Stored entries
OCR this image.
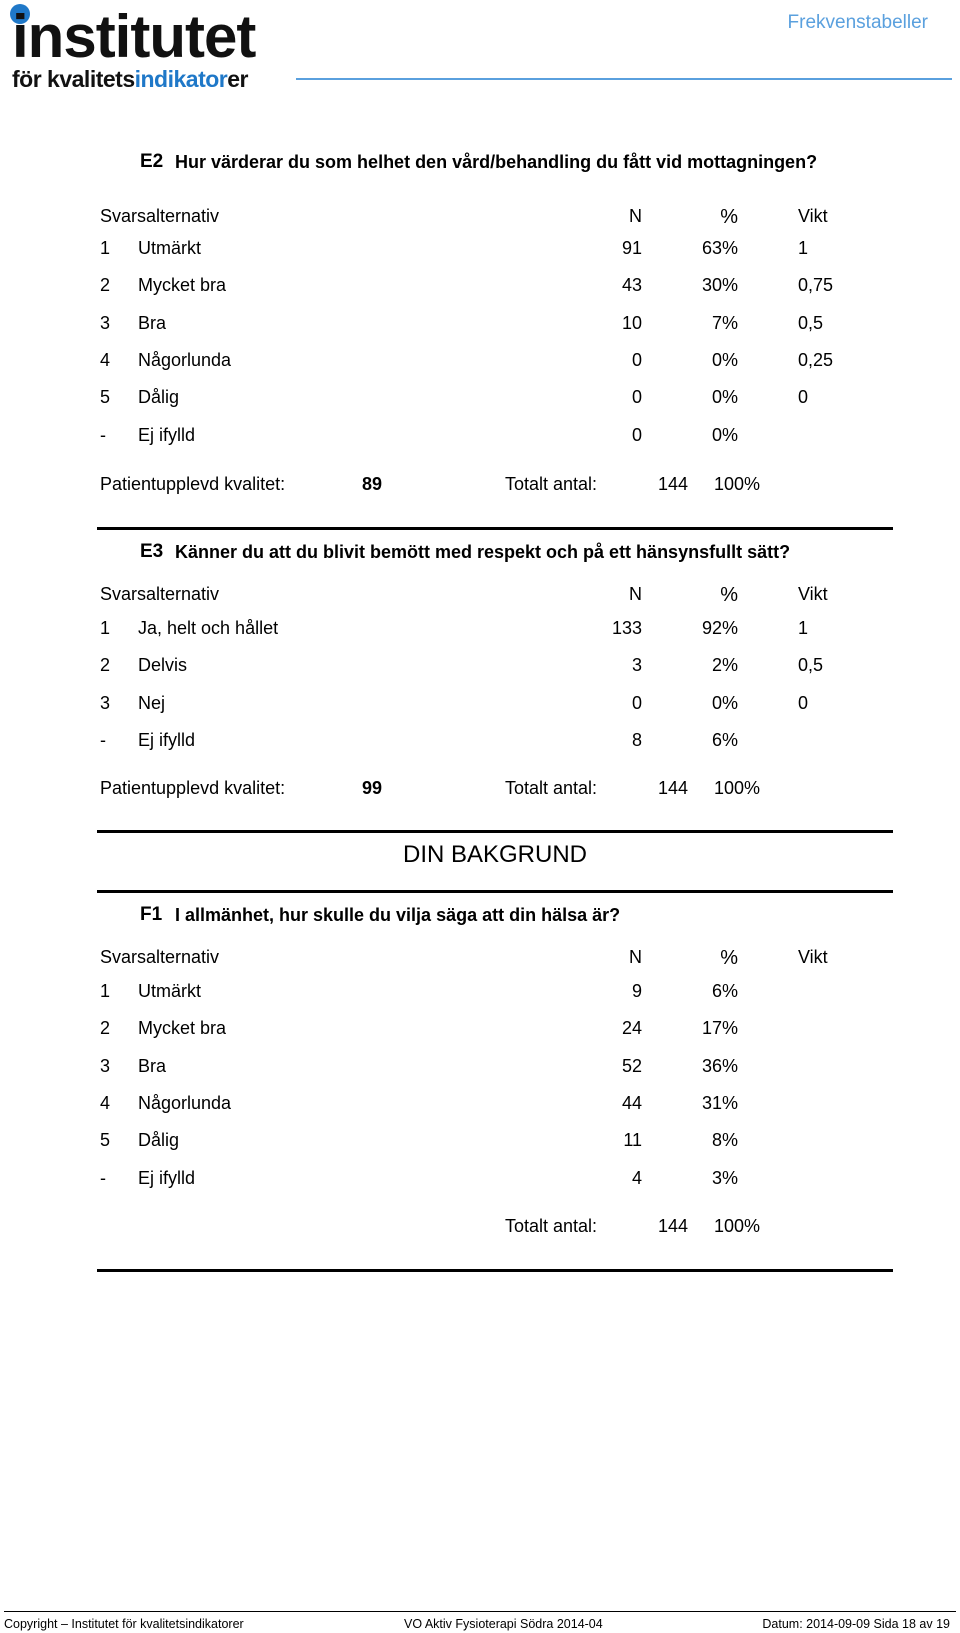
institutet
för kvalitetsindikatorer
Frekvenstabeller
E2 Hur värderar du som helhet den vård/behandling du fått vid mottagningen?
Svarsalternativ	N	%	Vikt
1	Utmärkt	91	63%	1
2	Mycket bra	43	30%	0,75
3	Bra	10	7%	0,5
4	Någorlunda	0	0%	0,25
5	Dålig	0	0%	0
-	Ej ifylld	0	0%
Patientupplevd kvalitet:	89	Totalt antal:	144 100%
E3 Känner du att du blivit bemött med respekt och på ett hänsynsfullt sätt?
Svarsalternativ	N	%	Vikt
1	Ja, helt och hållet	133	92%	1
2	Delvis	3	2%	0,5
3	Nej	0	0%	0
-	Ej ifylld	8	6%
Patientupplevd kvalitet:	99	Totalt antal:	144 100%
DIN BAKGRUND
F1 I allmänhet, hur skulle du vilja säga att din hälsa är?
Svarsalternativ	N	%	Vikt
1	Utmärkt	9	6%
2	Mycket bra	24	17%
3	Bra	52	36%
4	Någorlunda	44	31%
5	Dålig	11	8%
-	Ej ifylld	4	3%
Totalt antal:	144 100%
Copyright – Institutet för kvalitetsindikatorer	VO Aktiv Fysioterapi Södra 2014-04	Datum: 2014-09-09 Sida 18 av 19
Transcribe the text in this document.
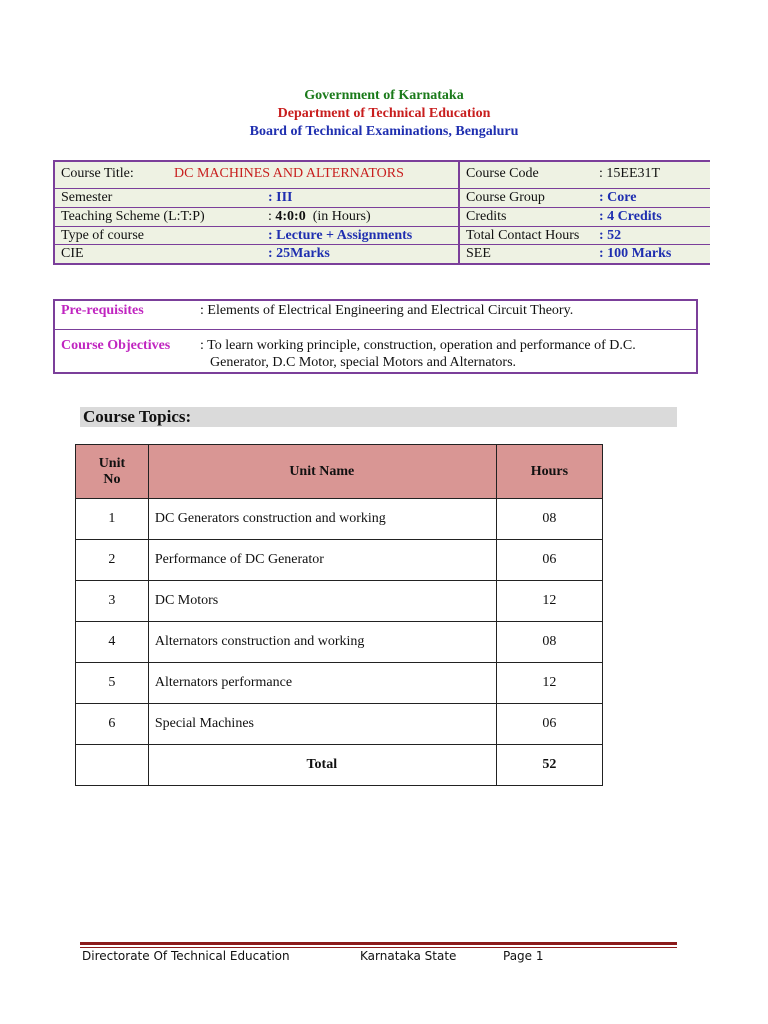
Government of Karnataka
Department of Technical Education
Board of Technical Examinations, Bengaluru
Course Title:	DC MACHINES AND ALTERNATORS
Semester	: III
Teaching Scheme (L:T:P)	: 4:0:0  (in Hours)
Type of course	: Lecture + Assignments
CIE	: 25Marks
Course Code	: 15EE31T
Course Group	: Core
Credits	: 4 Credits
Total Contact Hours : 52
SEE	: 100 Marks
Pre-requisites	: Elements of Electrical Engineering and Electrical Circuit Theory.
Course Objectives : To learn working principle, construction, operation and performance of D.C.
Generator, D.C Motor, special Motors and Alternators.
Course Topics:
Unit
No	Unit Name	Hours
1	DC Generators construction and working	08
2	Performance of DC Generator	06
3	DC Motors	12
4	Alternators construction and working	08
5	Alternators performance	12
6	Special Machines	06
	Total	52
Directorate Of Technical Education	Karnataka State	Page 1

_What to work on_
Show all lines in the entries above where the string "kvalitetsindikatorer" appears.

_Expected output_
för kvalitetsindikatorer
Copyright – Institutet för kvalitetsindikatorer	VO Aktiv Fysioterapi Södra 2014-04	Datum: 2014-09-09 Sida 18 av 19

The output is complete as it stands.